Select the lines below containing the word "Unity".

Stored data:
━━━━━━━━
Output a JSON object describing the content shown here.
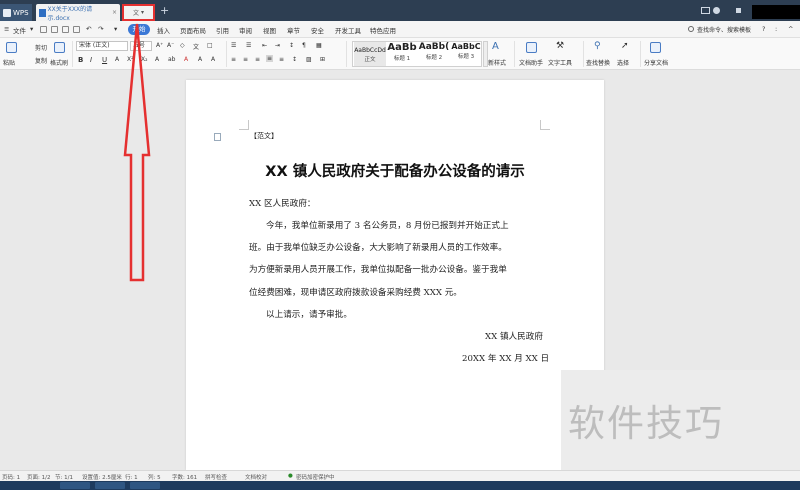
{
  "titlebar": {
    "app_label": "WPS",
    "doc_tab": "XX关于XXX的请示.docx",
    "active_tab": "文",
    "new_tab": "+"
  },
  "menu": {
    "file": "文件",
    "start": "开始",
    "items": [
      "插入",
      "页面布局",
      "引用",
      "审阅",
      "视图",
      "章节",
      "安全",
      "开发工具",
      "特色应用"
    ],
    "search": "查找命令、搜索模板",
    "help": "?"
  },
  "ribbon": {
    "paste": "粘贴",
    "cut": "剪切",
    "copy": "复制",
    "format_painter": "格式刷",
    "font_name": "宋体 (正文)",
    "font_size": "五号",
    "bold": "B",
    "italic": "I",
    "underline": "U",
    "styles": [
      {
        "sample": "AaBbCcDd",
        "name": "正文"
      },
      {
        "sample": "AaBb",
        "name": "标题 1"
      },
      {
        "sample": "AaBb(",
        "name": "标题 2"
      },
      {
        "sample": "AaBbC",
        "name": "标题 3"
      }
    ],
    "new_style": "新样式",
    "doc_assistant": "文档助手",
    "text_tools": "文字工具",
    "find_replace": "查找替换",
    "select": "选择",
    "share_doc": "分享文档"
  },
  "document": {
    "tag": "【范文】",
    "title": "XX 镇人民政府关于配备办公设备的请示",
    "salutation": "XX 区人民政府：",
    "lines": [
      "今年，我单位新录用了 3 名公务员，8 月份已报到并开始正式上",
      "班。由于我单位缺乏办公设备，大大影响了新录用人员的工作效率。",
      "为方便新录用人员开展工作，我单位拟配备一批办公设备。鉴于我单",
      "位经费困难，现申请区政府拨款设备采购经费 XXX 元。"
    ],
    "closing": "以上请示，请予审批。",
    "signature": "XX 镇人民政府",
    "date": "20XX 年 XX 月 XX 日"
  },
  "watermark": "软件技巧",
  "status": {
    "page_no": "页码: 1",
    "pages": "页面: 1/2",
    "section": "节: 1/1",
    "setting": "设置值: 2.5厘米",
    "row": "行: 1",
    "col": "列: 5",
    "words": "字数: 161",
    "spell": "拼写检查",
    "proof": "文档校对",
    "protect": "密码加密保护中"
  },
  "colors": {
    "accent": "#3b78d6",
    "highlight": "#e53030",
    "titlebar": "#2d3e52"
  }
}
━━━━━━━━
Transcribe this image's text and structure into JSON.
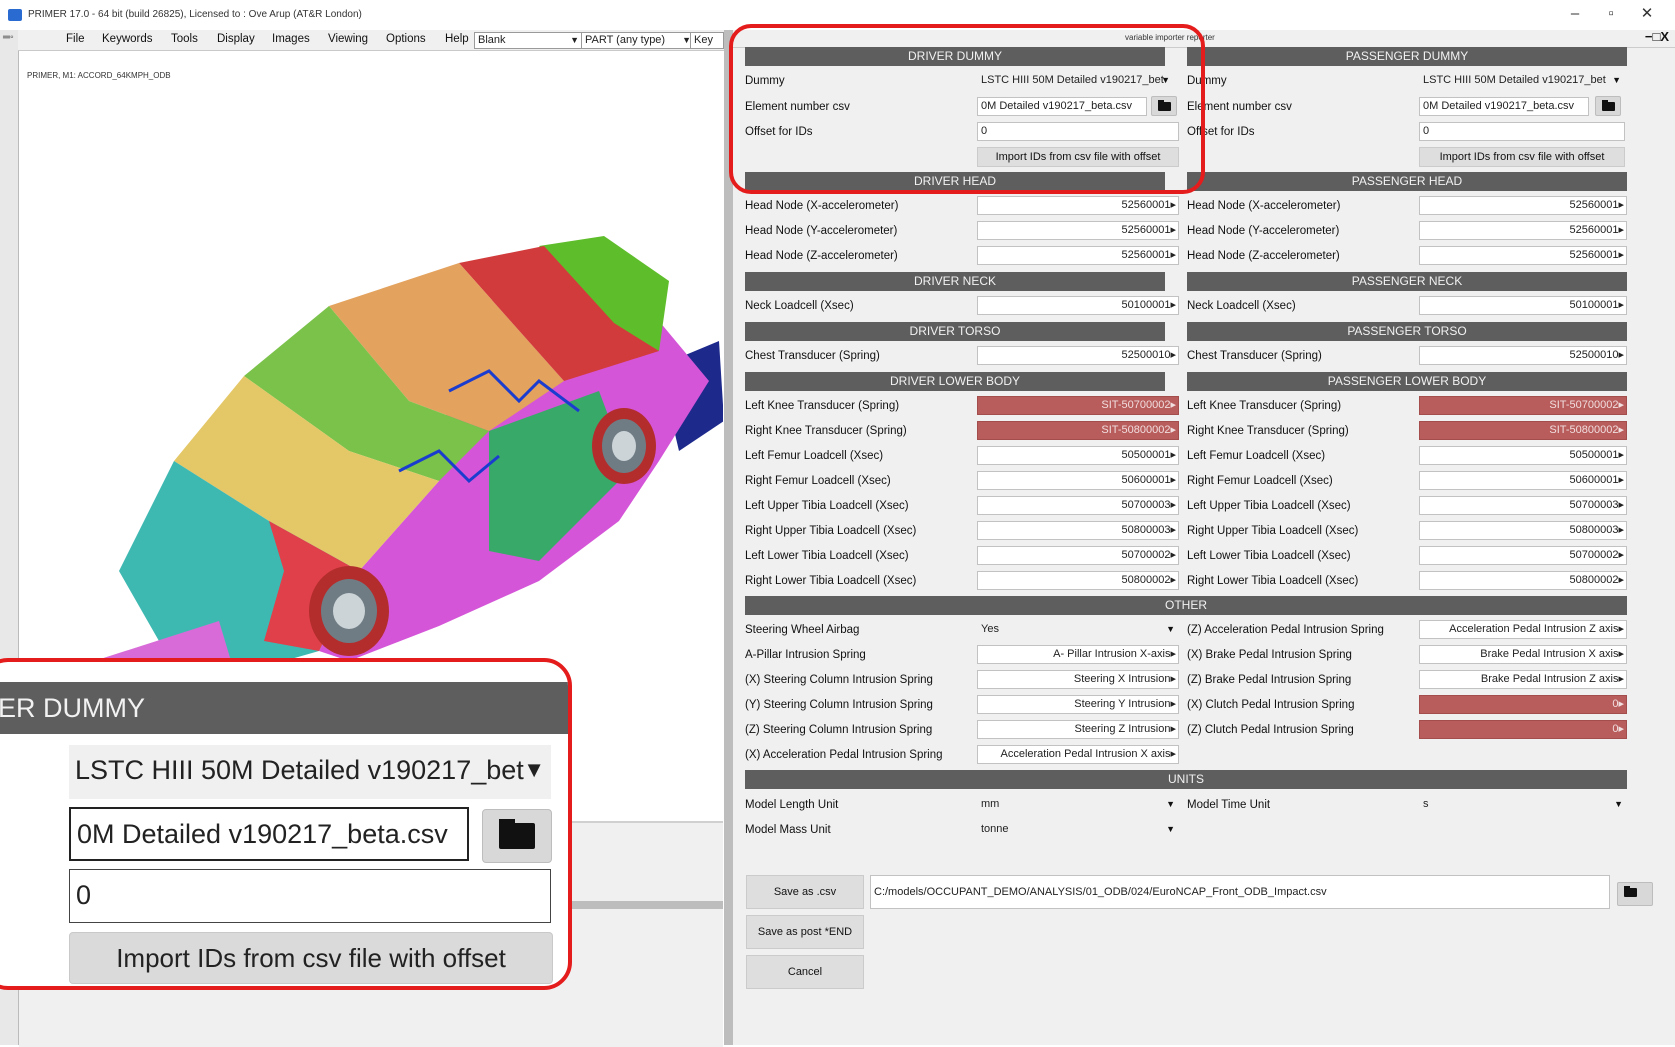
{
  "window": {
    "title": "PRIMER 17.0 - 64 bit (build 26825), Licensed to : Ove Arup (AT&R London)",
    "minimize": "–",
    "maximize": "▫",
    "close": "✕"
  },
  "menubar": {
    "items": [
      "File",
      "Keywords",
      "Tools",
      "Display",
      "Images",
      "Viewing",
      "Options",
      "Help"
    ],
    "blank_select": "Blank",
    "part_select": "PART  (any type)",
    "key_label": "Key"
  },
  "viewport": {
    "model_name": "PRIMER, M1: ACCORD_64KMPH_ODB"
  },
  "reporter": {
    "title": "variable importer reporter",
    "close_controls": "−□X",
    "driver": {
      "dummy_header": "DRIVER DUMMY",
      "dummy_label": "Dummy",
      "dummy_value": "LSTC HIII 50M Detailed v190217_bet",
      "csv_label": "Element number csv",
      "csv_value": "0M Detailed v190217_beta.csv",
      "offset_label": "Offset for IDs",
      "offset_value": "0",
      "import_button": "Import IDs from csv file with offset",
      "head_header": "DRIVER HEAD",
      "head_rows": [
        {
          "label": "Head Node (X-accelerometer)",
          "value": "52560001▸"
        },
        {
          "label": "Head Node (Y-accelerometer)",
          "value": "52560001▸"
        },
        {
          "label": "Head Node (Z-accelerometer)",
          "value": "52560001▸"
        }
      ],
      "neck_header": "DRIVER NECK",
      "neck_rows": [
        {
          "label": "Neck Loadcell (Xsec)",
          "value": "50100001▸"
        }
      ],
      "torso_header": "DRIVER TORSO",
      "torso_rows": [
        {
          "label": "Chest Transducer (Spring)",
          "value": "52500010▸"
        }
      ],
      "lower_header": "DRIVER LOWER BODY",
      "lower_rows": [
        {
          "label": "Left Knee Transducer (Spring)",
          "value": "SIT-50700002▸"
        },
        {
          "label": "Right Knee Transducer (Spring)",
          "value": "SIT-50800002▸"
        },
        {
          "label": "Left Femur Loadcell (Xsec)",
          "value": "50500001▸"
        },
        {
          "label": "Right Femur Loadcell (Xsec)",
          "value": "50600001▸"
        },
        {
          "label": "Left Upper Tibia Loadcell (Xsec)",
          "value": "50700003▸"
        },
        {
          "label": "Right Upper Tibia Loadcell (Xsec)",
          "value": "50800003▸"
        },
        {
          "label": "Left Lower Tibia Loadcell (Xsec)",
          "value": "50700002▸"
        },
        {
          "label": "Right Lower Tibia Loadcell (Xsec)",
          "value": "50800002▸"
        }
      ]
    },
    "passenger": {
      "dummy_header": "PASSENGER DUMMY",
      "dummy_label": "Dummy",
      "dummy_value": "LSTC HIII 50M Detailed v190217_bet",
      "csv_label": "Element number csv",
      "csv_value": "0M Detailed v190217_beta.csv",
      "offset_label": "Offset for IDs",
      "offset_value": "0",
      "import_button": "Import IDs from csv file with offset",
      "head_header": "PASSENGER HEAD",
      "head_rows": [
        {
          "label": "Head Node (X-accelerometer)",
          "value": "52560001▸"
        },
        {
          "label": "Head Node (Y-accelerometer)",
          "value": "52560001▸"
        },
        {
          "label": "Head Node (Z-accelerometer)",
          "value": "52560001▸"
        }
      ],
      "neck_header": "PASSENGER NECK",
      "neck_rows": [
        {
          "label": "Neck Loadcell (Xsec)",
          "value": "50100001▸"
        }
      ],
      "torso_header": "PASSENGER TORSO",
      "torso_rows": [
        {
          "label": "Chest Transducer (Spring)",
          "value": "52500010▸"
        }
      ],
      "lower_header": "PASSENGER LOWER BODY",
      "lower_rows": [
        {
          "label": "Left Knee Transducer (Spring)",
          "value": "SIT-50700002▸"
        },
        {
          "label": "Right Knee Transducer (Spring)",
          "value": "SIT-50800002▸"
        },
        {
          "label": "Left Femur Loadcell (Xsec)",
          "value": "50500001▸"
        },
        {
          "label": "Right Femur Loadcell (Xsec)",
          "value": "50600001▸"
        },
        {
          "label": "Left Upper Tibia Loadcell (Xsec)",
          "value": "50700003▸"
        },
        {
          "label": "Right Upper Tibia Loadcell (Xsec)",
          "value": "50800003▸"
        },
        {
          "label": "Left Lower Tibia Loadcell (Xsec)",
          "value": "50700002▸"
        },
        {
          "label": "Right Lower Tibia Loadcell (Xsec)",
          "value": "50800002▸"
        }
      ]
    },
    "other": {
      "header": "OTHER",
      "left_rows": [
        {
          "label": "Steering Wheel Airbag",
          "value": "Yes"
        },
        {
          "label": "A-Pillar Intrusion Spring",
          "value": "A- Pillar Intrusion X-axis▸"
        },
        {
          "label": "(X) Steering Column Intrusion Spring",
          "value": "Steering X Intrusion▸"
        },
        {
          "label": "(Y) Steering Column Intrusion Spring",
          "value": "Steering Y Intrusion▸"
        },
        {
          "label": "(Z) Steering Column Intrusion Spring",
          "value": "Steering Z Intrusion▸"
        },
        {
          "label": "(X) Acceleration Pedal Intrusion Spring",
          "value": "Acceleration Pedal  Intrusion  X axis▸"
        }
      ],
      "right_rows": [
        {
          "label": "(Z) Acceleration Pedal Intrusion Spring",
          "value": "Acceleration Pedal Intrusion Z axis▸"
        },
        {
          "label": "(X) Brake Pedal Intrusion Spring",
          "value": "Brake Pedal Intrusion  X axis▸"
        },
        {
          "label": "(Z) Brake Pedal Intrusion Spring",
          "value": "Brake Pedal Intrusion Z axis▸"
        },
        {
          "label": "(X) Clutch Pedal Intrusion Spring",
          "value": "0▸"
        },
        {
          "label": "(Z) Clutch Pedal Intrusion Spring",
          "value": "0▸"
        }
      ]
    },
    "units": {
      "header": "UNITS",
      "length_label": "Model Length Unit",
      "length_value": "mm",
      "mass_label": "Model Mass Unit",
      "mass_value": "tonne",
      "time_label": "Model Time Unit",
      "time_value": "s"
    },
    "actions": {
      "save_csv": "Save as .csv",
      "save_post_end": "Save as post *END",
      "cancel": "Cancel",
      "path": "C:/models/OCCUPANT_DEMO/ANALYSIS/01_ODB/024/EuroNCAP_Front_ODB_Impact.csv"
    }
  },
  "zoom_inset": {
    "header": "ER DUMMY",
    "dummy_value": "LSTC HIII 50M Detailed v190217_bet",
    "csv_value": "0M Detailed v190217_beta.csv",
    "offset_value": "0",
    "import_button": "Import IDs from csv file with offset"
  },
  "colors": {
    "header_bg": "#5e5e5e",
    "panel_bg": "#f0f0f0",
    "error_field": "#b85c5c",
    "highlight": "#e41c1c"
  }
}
━━━━━━━━
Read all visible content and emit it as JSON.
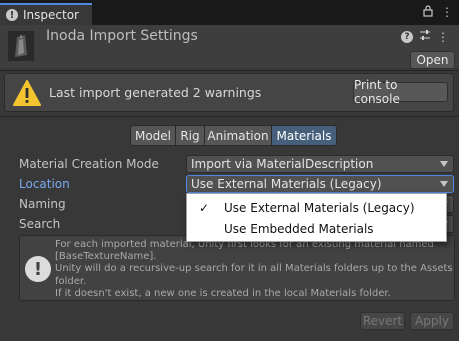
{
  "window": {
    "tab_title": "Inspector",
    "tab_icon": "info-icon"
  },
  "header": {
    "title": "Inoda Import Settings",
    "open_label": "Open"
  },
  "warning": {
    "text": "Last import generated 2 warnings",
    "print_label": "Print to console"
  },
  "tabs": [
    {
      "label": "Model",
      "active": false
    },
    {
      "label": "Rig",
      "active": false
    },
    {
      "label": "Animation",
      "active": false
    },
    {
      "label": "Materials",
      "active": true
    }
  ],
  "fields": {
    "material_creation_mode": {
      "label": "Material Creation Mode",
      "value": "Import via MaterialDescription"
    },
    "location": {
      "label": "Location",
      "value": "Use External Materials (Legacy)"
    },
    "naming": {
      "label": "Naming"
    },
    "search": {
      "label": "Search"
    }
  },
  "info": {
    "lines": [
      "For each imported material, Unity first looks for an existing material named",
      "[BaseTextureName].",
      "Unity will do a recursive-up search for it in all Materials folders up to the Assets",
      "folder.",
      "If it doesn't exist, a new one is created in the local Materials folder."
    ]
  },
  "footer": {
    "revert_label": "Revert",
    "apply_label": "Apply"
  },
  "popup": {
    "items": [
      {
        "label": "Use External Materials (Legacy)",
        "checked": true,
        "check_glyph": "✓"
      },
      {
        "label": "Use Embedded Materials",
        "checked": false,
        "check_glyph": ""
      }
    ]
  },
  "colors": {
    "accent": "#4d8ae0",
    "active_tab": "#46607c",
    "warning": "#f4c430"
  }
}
━━━━━━━━
§ Problem solution
      "For each imported material, Unity first looks for an existing material named",
      "Unity will do a recursive-up search for it in all Materials folders up to the Assets",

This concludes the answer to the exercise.